PROBLEM DESCRIPTION: Pictures are to be left out; otherwise, copy exactly the lines from the line containing "Give me a plain-text" through the end of the data.

(Collection entries)
______________________________

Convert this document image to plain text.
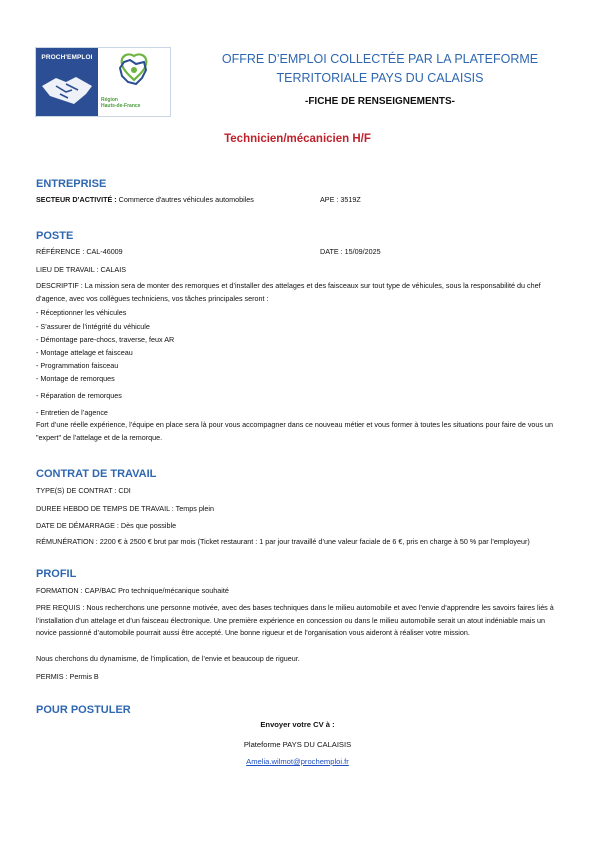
PROCH'EMPLOI
Région
Hauts-de-France
OFFRE D’EMPLOI COLLECTÉE PAR LA PLATEFORME
TERRITORIALE PAYS DU CALAISIS
-FICHE DE RENSEIGNEMENTS-
Technicien/mécanicien H/F
ENTREPRISE
SECTEUR D’ACTIVITÉ : Commerce d'autres véhicules automobiles	APE : 3519Z
POSTE
RÉFÉRENCE : CAL-46009	DATE : 15/09/2025
LIEU DE TRAVAIL : CALAIS
DESCRIPTIF : La mission sera de monter des remorques et d’installer des attelages et des faisceaux sur tout type de véhicules, sous la responsabilité du chef d’agence, avec vos collègues techniciens, vos tâches principales seront :
- Réceptionner les véhicules
- S’assurer de l’intégrité du véhicule
- Démontage pare-chocs, traverse, feux AR
- Montage attelage et faisceau
- Programmation faisceau
- Montage de remorques
- Réparation de remorques
- Entretien de l’agence
Fort d’une réelle expérience, l’équipe en place sera là pour vous accompagner dans ce nouveau métier et vous former à toutes les situations pour faire de vous un "expert" de l’attelage et de la remorque.
CONTRAT DE TRAVAIL
TYPE(S) DE CONTRAT : CDI
DUREE HEBDO DE TEMPS DE TRAVAIL : Temps plein
DATE DE DÉMARRAGE : Dès que possible
RÉMUNÉRATION : 2200 € à 2500 € brut par mois (Ticket restaurant : 1 par jour travaillé d’une valeur faciale de 6 €, pris en charge à 50 % par l’employeur)
PROFIL
FORMATION : CAP/BAC Pro technique/mécanique souhaité
PRE REQUIS : Nous recherchons une personne motivée, avec des bases techniques dans le milieu automobile et avec l’envie d’apprendre les savoirs faires liés à l’installation d’un attelage et d’un faisceau électronique. Une première expérience en concession ou dans le milieu automobile serait un atout indéniable mais un novice passionné d’automobile pourrait aussi être accepté. Une bonne rigueur et de l’organisation vous aideront à réaliser votre mission.
Nous cherchons du dynamisme, de l’implication, de l’envie et beaucoup de rigueur.
PERMIS : Permis B
POUR POSTULER
Envoyer votre CV à :
Plateforme PAYS DU CALAISIS
Amelia.wilmot@prochemploi.fr
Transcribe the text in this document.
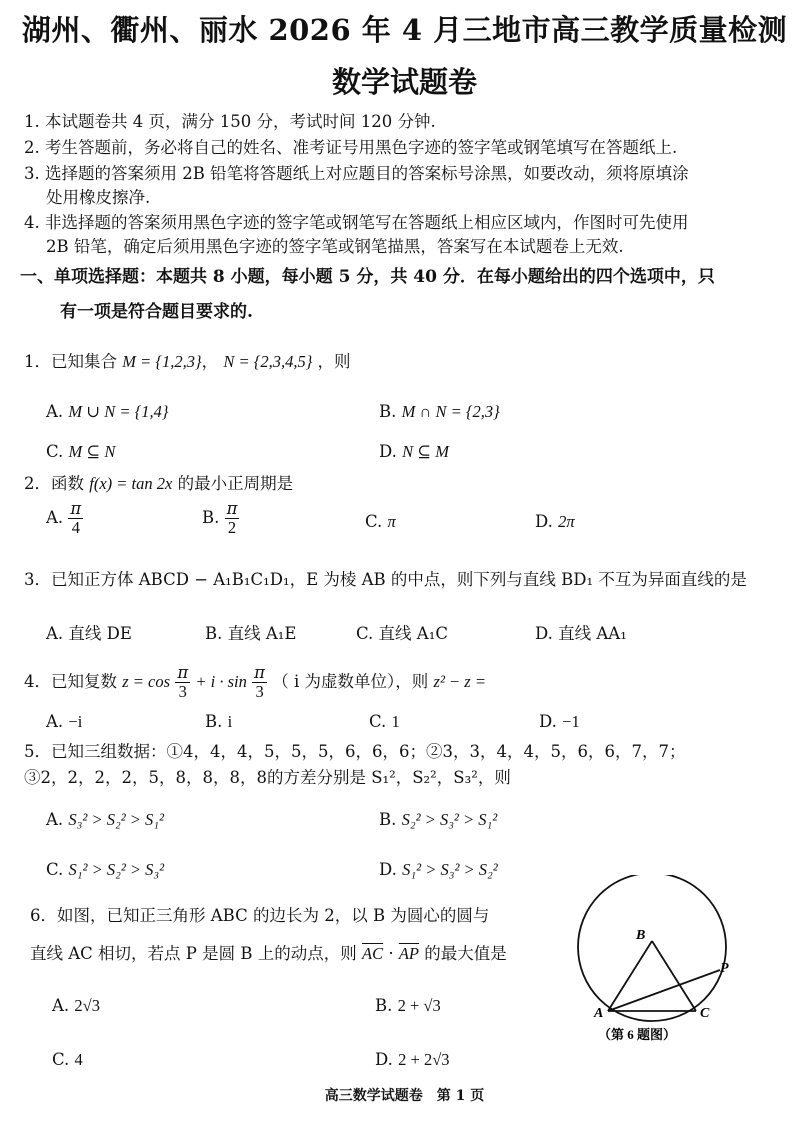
湖州、衢州、丽水 2026 年 4 月三地市高三教学质量检测
数学试题卷
1. 本试题卷共 4 页，满分 150 分，考试时间 120 分钟.
2. 考生答题前，务必将自己的姓名、准考证号用黑色字迹的签字笔或钢笔填写在答题纸上.
3. 选择题的答案须用 2B 铅笔将答题纸上对应题目的答案标号涂黑，如要改动，须将原填涂
处用橡皮擦净.
4. 非选择题的答案须用黑色字迹的签字笔或钢笔写在答题纸上相应区域内，作图时可先使用
2B 铅笔，确定后须用黑色字迹的签字笔或钢笔描黑，答案写在本试题卷上无效.
一、单项选择题：本题共 8 小题，每小题 5 分，共 40 分．在每小题给出的四个选项中，只
有一项是符合题目要求的.
1．已知集合 M = {1,2,3}， N = {2,3,4,5} ，则
A. M ∪ N = {1,4}	B. M ∩ N = {2,3}
C. M ⊆ N	D. N ⊆ M
2．函数 f(x) = tan 2x 的最小正周期是
A. $\frac{\pi}{4}$	B. $\frac{\pi}{2}$	C. π	D. 2π
3．已知正方体 ABCD − A₁B₁C₁D₁，E 为棱 AB 的中点，则下列与直线 BD₁ 不互为异面直线的是
A. 直线 DE	B. 直线 A₁E	C. 直线 A₁C	D. 直线 AA₁
4．已知复数 $z = \cos \frac{\pi}{3} + i \cdot \sin \frac{\pi}{3}$ （ i 为虚数单位），则 z² − z =
A. −i	B. i	C. 1	D. −1
5．已知三组数据：①4，4，4，5，5，5，6，6，6；②3，3，4，4，5，6，6，7，7；
③2，2，2，2，5，8，8，8，8的方差分别是 S₁²，S₂²，S₃²，则
A. S₃² > S₂² > S₁²	B. S₂² > S₃² > S₁²
C. S₁² > S₂² > S₃²	D. S₁² > S₃² > S₂²
6．如图，已知正三角形 ABC 的边长为 2，以 B 为圆心的圆与
直线 AC 相切，若点 P 是圆 B 上的动点，则 $\overline{AC} \cdot \overline{AP}$ 的最大值是
A. 2√3	B. 2 + √3
C. 4	D. 2 + 2√3
B
A	C
P
（第 6 题图）
高三数学试题卷　第 1 页
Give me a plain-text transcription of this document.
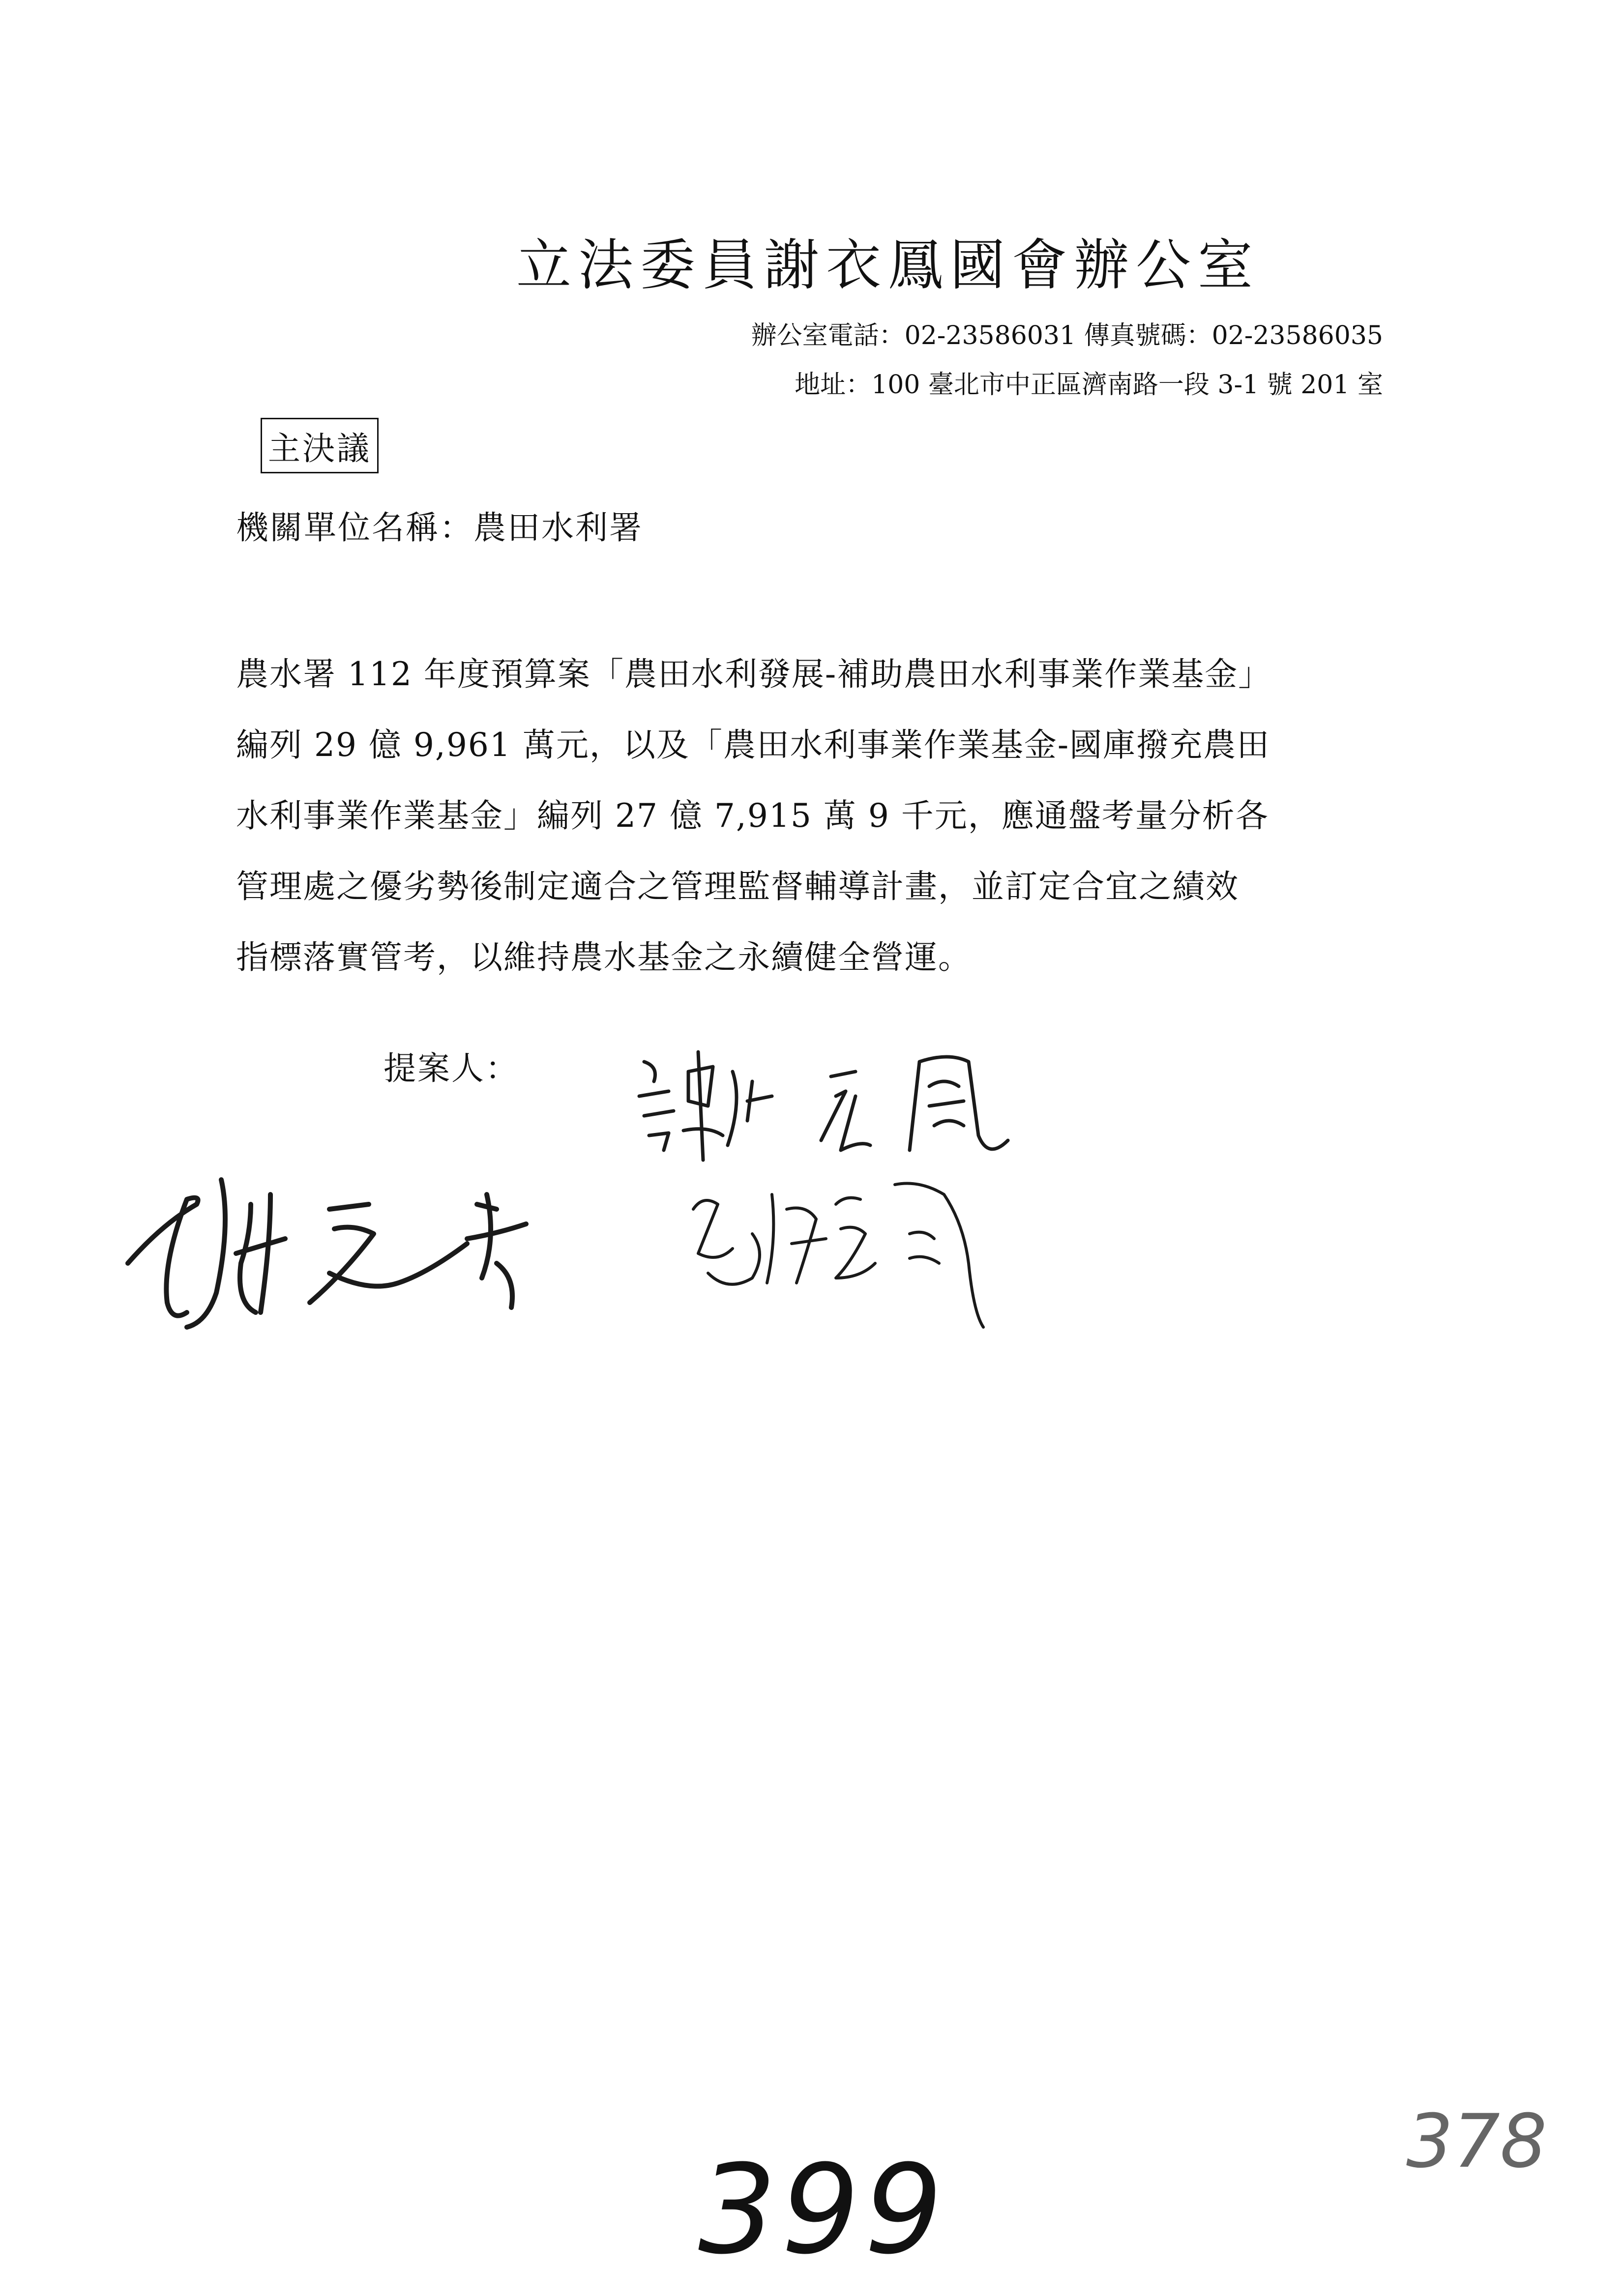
立法委員謝衣鳳國會辦公室
辦公室電話：02-23586031 傳真號碼：02-23586035
地址：100 臺北市中正區濟南路一段 3-1 號 201 室
主決議
機關單位名稱：農田水利署
農水署 112 年度預算案「農田水利發展-補助農田水利事業作業基金」
編列 29 億 9,961 萬元，以及「農田水利事業作業基金-國庫撥充農田
水利事業作業基金」編列 27 億 7,915 萬 9 千元，應通盤考量分析各
管理處之優劣勢後制定適合之管理監督輔導計畫，並訂定合宜之績效
指標落實管考，以維持農水基金之永續健全營運。
提案人：
399	378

______________________________

REPLY:
Give me a plain-text transcription of this document.
立法委員謝衣鳳國會辦公室
辦公室電話：02-23586031 傳真號碼：02-23586035
地址：100 臺北市中正區濟南路一段 3-1 號 201 室
主決議
機關單位名稱：農田水利署
農水署 112 年度預算案「農田水利發展-補助農田水利事業作業基金」
編列 29 億 9,961 萬元，以及「農田水利事業作業基金-國庫撥充農田
水利事業作業基金」編列 27 億 7,915 萬 9 千元，應通盤考量分析各
管理處之優劣勢後制定適合之管理監督輔導計畫，並訂定合宜之績效
指標落實管考，以維持農水基金之永續健全營運。
提案人：
399	378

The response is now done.